YOUR GOAL: Collect every line in the items below that contains the string "thus", and copy each of those lines as it appears.

— Begin DATASET EXTRACT —

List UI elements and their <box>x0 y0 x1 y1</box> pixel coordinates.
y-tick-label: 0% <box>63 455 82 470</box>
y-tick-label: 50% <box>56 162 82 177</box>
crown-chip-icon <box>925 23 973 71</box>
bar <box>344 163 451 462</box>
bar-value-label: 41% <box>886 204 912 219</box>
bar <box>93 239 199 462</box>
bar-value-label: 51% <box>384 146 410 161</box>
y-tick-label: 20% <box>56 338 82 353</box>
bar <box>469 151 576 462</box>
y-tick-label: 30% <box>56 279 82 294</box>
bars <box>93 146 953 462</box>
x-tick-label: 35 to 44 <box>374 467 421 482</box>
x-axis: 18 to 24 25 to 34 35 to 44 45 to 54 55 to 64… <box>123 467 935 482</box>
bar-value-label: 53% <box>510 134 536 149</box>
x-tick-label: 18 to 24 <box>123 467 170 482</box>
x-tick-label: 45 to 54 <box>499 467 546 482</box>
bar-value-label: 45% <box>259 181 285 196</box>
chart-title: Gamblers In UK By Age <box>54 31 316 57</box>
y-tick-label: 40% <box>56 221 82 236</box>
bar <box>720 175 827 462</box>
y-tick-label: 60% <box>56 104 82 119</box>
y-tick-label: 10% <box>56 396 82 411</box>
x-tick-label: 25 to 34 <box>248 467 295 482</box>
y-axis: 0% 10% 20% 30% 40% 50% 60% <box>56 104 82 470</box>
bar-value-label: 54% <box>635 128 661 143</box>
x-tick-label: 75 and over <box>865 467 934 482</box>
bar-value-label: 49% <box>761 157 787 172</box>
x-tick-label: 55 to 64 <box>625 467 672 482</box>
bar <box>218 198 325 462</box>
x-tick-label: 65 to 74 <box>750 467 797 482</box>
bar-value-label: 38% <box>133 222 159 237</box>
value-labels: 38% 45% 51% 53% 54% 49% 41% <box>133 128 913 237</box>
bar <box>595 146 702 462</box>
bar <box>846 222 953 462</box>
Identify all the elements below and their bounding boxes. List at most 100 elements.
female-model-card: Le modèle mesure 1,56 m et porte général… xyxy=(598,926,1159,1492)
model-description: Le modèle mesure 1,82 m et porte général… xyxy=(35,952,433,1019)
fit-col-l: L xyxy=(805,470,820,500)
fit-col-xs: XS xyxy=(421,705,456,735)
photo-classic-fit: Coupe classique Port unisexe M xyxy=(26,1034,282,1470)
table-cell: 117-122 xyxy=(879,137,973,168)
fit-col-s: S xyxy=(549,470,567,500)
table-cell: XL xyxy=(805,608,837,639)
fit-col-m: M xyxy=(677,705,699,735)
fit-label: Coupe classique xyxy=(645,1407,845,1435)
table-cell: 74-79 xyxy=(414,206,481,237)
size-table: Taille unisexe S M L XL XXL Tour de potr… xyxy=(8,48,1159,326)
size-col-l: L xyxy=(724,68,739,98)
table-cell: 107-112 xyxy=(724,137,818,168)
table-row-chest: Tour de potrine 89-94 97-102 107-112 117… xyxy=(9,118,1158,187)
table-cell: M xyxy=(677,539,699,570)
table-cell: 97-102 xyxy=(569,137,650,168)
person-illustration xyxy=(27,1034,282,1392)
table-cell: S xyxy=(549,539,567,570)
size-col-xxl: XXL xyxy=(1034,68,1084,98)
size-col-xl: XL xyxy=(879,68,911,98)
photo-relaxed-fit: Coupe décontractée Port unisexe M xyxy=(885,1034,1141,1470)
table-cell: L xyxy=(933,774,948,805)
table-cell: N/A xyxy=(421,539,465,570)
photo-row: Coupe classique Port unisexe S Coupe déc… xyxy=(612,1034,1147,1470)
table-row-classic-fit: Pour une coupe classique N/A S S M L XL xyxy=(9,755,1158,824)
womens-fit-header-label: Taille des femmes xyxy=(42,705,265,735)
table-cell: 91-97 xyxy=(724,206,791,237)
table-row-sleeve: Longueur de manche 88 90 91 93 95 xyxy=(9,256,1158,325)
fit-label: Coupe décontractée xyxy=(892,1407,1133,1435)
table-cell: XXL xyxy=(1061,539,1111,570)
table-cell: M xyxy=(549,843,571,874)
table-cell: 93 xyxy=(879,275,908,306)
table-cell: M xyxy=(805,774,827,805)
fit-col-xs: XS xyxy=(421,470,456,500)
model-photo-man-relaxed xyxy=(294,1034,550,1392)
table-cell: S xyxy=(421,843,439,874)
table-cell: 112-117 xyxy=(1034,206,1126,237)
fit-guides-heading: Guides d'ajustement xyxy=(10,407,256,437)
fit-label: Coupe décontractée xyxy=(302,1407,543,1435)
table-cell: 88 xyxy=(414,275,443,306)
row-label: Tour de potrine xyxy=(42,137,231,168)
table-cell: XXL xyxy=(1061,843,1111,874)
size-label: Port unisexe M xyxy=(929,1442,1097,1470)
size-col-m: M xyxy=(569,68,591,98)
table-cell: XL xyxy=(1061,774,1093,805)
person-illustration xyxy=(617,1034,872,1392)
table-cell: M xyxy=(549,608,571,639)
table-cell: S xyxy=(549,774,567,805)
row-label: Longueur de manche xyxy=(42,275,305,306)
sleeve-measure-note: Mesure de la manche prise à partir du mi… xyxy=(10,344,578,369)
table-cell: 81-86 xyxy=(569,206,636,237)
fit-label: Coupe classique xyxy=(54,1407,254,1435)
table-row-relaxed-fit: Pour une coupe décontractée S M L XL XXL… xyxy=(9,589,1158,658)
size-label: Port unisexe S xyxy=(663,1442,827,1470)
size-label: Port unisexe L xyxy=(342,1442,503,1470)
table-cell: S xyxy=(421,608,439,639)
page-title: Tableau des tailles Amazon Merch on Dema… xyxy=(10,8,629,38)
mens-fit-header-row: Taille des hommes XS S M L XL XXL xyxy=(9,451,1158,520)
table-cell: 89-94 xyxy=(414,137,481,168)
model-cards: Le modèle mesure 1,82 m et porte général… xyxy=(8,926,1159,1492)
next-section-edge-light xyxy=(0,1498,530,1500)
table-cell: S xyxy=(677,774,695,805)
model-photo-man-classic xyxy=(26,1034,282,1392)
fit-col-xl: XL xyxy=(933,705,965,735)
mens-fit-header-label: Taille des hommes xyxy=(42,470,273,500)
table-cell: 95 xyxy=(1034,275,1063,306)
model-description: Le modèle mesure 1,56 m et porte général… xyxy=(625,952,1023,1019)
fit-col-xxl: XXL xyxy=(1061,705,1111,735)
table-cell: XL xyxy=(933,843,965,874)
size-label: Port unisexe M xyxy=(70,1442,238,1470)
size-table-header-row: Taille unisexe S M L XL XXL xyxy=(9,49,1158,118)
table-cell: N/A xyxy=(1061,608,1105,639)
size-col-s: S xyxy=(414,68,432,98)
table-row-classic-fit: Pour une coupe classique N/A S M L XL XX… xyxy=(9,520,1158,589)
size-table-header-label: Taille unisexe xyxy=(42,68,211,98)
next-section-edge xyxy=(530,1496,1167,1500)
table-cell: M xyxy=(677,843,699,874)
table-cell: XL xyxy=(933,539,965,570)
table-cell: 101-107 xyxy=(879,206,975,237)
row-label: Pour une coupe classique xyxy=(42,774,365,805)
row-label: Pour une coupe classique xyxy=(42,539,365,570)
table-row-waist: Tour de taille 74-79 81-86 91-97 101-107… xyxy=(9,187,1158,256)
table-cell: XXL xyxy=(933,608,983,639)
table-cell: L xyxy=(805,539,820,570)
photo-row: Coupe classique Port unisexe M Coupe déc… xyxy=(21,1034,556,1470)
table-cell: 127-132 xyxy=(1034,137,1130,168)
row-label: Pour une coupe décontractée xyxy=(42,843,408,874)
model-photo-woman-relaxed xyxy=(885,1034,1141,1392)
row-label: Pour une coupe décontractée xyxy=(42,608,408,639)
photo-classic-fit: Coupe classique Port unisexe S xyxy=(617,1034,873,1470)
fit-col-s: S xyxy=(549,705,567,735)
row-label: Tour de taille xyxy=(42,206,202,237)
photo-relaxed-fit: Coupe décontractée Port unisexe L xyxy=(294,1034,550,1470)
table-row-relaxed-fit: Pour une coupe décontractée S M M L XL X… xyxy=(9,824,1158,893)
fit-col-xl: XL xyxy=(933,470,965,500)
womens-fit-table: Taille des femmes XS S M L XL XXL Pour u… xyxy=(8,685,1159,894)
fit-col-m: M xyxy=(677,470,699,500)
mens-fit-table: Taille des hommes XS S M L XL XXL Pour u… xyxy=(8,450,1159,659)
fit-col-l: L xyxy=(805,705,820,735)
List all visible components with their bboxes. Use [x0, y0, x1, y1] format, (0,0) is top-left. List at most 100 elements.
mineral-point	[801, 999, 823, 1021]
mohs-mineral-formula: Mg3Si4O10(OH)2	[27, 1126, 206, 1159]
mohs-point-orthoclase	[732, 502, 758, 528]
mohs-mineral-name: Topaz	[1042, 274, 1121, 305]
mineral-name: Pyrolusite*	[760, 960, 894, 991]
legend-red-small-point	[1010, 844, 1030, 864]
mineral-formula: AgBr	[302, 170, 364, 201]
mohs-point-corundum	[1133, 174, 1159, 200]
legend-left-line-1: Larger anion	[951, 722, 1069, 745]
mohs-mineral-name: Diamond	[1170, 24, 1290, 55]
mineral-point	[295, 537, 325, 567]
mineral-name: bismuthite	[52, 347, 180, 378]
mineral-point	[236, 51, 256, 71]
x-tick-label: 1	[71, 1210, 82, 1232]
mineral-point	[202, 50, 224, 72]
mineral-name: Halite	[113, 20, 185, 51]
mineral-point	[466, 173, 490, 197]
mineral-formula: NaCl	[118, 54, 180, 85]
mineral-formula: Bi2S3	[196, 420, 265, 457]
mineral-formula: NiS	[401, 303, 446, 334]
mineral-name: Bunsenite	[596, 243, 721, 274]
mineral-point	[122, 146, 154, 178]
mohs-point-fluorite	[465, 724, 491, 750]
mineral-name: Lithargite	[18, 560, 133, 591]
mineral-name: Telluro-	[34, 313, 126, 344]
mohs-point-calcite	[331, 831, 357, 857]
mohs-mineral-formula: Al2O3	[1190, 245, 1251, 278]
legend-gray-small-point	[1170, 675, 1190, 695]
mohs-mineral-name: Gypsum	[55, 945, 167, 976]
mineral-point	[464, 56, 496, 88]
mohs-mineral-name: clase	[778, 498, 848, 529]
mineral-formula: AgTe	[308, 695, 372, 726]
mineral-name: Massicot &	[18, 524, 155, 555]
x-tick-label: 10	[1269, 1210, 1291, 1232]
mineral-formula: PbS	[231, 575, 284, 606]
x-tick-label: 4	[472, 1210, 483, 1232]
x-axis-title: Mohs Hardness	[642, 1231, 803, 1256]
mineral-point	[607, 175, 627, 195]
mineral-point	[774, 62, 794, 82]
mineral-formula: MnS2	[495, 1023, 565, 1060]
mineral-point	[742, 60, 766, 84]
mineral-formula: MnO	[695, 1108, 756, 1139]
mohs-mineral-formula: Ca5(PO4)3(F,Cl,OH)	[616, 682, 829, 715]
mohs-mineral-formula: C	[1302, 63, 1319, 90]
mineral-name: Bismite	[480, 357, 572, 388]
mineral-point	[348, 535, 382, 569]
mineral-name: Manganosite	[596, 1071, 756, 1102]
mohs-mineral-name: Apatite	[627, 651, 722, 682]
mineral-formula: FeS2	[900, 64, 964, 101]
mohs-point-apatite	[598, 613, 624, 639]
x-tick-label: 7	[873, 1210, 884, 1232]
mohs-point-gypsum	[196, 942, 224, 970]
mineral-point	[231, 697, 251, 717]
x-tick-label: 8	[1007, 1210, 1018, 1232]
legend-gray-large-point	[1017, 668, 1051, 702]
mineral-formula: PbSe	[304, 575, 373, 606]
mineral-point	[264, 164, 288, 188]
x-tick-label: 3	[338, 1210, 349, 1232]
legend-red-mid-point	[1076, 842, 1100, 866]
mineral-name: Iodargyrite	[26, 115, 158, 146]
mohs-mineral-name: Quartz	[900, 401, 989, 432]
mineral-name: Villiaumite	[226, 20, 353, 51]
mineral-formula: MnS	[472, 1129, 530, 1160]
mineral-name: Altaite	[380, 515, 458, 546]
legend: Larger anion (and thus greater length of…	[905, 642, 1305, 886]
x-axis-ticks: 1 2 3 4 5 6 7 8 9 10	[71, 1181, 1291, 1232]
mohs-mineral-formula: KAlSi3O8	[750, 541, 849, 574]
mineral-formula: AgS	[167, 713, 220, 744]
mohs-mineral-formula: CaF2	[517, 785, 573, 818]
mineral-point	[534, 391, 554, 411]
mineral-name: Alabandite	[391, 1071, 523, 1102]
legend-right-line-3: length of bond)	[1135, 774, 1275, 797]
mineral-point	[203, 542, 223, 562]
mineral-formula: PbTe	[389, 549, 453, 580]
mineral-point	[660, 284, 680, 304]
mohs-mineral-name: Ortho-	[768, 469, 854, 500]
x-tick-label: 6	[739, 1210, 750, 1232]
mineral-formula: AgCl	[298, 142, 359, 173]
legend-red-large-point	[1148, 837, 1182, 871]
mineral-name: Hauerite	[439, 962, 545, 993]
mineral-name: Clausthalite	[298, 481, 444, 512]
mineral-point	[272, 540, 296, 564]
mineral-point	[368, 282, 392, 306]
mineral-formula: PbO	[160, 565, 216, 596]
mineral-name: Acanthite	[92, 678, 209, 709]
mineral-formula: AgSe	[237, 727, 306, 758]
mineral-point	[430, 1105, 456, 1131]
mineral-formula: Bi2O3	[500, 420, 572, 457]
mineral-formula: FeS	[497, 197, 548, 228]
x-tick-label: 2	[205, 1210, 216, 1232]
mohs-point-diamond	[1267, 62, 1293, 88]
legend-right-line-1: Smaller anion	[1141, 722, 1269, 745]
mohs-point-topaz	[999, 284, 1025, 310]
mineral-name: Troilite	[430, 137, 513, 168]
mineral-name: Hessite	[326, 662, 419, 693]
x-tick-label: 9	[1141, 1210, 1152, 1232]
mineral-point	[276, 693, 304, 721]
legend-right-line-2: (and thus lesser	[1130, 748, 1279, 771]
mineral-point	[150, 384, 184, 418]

— End DATASET EXTRACT —

CORRECT OUTPUT:
legend: Larger anion (and thus greater length of…	[905, 642, 1305, 886]
legend-right-line-2: (and thus lesser	[1130, 748, 1279, 771]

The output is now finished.